§ **Request A**: In the freelancer tips article, repeat word for word the passage from "As soon as you" up to and including "and basket abandonment.".
§ **Request B**: Say whether each statement agrees with the freelancer tips article, answering yes or no and quoting the words that decide it: (i) The UK's freelance talent pool grew by 46% between 2008 and 2017. (ii) Most freelancers are found through job boards. (iii) Asana, Monday and Basecamp all offer free trials or versions.

§ **Document passage**:
==============================
Success Tips for Working With Ecommerce Freelancers

Posted in Resources 5 minute read


In the ever-competitive world of ecommerce, you’ve got to stay one step ahead. As tempting as it is, you simply can’t do it all yourself. From digital marketing to copywriting, CRO, web design to UX, you’ll need specialists in each area to keep you at the top of your game. Hiring freelancers is the optimum way to get the very best talent whilst remaining agile and within budget – but with over 2 million freelancers in the UK market, how do you choose the right one and, more importantly, how do you make sure the partnership works for you?

Hiring a full team of freelancers complicates things further. Firstly, you have to find the right specialists with the right skill sets – no easy task. Secondly, you have to then manage these freelancers and give them the right tasks to help you accomplish what you mean to. Finally, you need to ensure there is an excellent communication flow occurring between you and your freelancers (and often, between your freelancers themselves).

So, how do you manage all of that? In this article, we’re sharing our top tips to drive success when working with ecommerce freelancers.

Choose trustworthy freelancers

The UK’s freelance talent pool is expansive and has increased by 46% from 2008 to 2017. This leads to market saturation – making it difficult to know which specialist is right for you. As in any industry, for every expert, you’ll find a ‘cowboy’ who overcharges and underdelivers. This is complicated by the fact that most freelancers are recommended through referrals – which can be an issue when it’s someone recommending a friend or someone they’ve not actually worked with.

At Flow, we’ve developed a platform that matches you with fully-vetted and trustworthy freelancers who we’ve already formed a strong relationship with. These specialists are industry professionals with experience across a wide range of sectors. Each individual is handpicked based on a longstanding working relationship.

Use a collaborative work platform

As soon as you get to a point where you’re working with more than one freelancer, you need a way to unify and track work. Otherwise, the time saved by outsourcing work will soon be sucked into managing your network of freelancers.

Even working with just one external resource can become hard to manage, so investing in some form of collaborative project management tool early is a good idea. Tools such as Asana, Monday and Basecamp all have free trials or versions.

Define what success looks like

When you set out to hire a freelancer, you’ll want to define early what it is you’re aiming to achieve. Success metrics can be anything from total revenue and ROI to UX-based habits such as bounce rate and basket abandonment.

Your freelancers must know what it is they’re expected to do and what they’ll be tracked on. Without these defined metrics, you run the risk of paying for work that isn’t driving the results you need. Of course, it’s always a bonus if your freelancer is driving growth across multiple areas, for example, ROI and total visitors to a page – but if it’s ROI you hired them for, that’s what they’re accountable to.

Maintain open communication throughout the project

Communication is a must in any project, but when it comes to relationships between you and a freelancer, communication issues can quickly lead to real problems. You need to be clear and transparent in your goals (see the point above) – but you also need an open line of communication that allows the freelancer to ask questions and for you to check on the work. However, this should be a managed system as otherwise you or the freelancer may end up overwhelmed by the demands of communication.
==============================
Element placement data

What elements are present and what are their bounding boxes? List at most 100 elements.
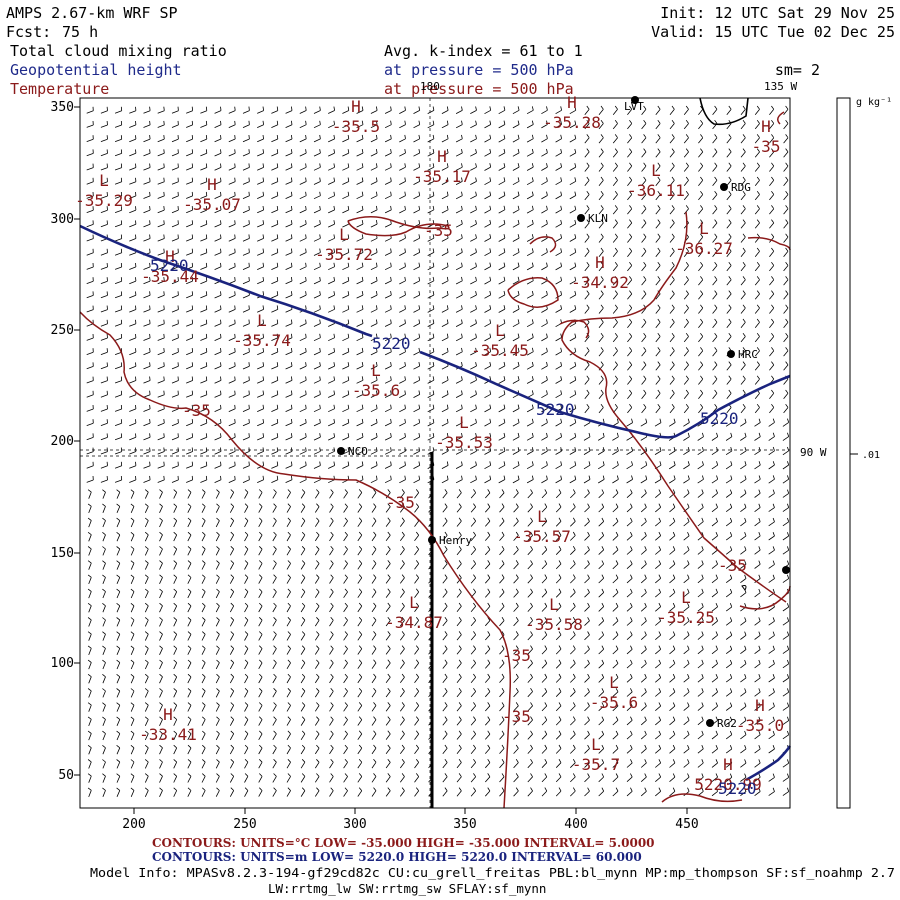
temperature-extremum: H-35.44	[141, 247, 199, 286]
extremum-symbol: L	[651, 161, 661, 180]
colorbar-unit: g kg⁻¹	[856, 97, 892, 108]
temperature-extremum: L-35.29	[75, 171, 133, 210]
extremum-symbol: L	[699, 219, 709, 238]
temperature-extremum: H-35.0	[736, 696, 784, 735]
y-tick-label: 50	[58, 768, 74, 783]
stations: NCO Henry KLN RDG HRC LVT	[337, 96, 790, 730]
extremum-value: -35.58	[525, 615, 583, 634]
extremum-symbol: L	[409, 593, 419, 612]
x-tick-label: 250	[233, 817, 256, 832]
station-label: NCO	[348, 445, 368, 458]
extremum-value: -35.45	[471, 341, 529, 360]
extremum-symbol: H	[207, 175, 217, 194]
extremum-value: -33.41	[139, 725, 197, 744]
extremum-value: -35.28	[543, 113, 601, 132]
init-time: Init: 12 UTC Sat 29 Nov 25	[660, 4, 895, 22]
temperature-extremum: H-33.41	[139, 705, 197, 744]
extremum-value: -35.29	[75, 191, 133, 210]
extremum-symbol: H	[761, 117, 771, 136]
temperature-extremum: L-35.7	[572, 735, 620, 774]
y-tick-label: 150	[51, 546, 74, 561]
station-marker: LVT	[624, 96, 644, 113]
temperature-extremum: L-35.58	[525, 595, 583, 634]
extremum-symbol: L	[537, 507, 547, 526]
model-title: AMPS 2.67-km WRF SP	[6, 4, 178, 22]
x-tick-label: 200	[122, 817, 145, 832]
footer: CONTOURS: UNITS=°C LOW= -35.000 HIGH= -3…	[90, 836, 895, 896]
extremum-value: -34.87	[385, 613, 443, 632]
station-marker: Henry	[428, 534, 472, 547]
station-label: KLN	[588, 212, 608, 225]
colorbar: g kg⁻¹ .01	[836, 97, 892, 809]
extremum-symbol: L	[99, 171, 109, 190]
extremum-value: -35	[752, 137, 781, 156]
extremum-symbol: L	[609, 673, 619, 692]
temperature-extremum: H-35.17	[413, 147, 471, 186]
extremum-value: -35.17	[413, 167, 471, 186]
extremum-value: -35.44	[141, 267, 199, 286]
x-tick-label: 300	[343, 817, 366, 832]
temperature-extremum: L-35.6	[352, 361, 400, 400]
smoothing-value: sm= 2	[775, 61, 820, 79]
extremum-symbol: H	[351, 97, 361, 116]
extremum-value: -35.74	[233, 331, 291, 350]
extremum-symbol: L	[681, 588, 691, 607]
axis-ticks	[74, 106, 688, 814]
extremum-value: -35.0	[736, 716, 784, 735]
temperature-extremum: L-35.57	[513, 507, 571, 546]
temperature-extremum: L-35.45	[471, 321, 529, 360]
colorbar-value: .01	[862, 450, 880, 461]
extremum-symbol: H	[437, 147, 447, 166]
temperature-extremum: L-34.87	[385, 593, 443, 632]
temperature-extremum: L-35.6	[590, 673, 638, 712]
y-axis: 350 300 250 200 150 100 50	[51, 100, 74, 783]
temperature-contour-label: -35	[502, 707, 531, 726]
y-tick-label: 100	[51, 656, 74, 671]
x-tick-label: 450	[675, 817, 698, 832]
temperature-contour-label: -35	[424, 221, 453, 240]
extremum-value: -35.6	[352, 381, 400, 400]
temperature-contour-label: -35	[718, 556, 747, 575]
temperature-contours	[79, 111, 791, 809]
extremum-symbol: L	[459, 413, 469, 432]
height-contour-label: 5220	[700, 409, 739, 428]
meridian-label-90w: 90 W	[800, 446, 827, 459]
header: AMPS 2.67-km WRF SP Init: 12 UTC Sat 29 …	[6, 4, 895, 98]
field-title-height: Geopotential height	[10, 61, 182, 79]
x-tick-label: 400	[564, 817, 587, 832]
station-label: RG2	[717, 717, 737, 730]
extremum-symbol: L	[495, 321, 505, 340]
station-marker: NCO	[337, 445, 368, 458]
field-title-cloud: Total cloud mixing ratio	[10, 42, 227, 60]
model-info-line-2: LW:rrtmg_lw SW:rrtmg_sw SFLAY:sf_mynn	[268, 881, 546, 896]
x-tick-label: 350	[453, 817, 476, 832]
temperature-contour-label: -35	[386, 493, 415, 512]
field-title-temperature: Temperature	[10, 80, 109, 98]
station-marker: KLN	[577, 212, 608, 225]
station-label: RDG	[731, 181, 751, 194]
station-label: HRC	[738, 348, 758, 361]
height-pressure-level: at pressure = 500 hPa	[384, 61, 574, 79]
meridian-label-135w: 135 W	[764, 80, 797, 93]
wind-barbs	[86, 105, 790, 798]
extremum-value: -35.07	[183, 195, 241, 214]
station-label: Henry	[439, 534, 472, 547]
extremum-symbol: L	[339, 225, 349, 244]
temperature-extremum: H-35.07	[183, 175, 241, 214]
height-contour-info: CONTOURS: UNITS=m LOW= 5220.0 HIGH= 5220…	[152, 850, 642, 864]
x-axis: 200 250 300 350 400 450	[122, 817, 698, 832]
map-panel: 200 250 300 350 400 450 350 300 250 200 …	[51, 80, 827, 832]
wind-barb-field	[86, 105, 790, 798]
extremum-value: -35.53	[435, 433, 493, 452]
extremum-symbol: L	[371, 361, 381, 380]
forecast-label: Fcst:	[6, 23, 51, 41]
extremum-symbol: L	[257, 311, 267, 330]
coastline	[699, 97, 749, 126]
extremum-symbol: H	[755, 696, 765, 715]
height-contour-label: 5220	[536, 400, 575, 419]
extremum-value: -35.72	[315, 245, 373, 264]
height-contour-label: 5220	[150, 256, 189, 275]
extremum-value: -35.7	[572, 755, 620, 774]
==============================
§ **Written answer A**:
As soon as you get to a point where you’re working with more than one freelancer, you need a way to unify and track work. Otherwise, the time saved by outsourcing work will soon be sucked into managing your network of freelancers.

Even working with just one external resource can become hard to manage, so investing in some form of collaborative project management tool early is a good idea. Tools such as Asana, Monday and Basecamp all have free trials or versions.

Define what success looks like

When you set out to hire a freelancer, you’ll want to define early what it is you’re aiming to achieve. Success metrics can be anything from total revenue and ROI to UX-based habits such as bounce rate and basket abandonment.

§ **Written answer B**:
(i) Yes: "has increased by 46% from 2008 to 2017"
(ii) No: "most freelancers are recommended through referrals"
(iii) Yes: "Tools such as Asana, Monday and Basecamp all have free trials or versions."